◆ **BRANO FORNITO**
Il risultato di questa paura è stato la firma di un accordo che è nella sostanza quello stesso lodo Guidi respinto due mesi fa con in più un formale quanto aleatorio impegno dell’azienda a tener in vita entrambe le produzioni (caldo e freddo) per 4 anni. Non è di certo un caso se nelle assemblee nessuno davanti ai lavoratori AST si sia azzardato a usare toni trionfalistici ma ci si è limitati ad un più caustico “l’accordo è dignitoso”…e chi conosce il sindacalese sa bene cosa si intende con questo genere di espressioni.
Qualche settimana prima dell’intesa il compagno Landini, segretario della Fiom, aveva perentoriamente e giustamente dichiarato “Non possiamo accettare una piattaforma che prevede licenziamenti e diminuzione dei salari”. Ancora qualche giorno fa, durante l’ultimo Comitato Centrale ad accordo ormai firmato, egli ha ribadito che l’accordo non prevede né esuberi né riduzioni delle retribuzioni.
I testi e i fatti però stanno a dimostrare l’esatto contrario.
Che l’accodo faccia acqua da tutte le parti lo ammettono i sindacati stessi. Neanche 10 giorni dopo la firma, i segretari locali di Fim-Fiom-Uilm sono stati costretti a dichiarare che quello dell’azienda è “complessivamente un atteggiamento di potenziale inadempienza rispetto a quanto discusso e definito in sede ministeriale” (Umbria24 del 11/12/2014).
Una volta ottenuto il suo obbiettivo principale, cioè la fine dello sciopero a oltranza, l’azienda ha da subito iniziato a fare quello che ha voluto. Ma da un padrone che ha più volte dimostrato di non avere scrupoli cosa altro ci si poteva aspettare in queste circostanze? Per questo i vertici sindacali hanno responsabilità ancora più gravi sia per aver accettato questo accordo e sia per aver posto fine alla lotta.

◆ **ESERCIZI**
1. Rispondi in base al brano sull'accordo AST:
(a) Per quanti anni l'azienda si è impegnata a tenere in vita entrambe le produzioni?
(b) Chi è indicato come segretario della Fiom?
(c) Qual era l'obiettivo principale dell'azienda?
2. Stampa il passo del brano sull'accordo AST che comincia con "Il risultato di" e termina con "genere di espressioni.".
L'elenco non ha nulla a che vedere con il brano.

◆ **MATERIALE FORNITO**
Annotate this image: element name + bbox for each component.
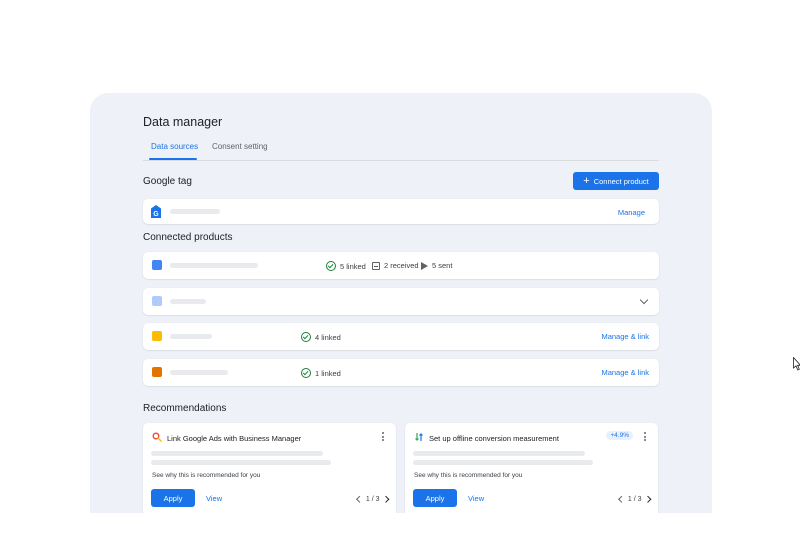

◆ **RISPOSTE FINALI**
1.
(a) Per 4 anni.
(b) Landini.
(c) La fine dello sciopero a oltranza.

2.
Il risultato di questa paura è stato la firma di un accordo che è nella sostanza quello stesso lodo Guidi respinto due mesi fa con in più un formale quanto aleatorio impegno dell’azienda a tener in vita entrambe le produzioni (caldo e freddo) per 4 anni. Non è di certo un caso se nelle assemblee nessuno davanti ai lavoratori AST si sia azzardato a usare toni trionfalistici ma ci si è limitati ad un più caustico “l’accordo è dignitoso”…e chi conosce il sindacalese sa bene cosa si intende con questo genere di espressioni.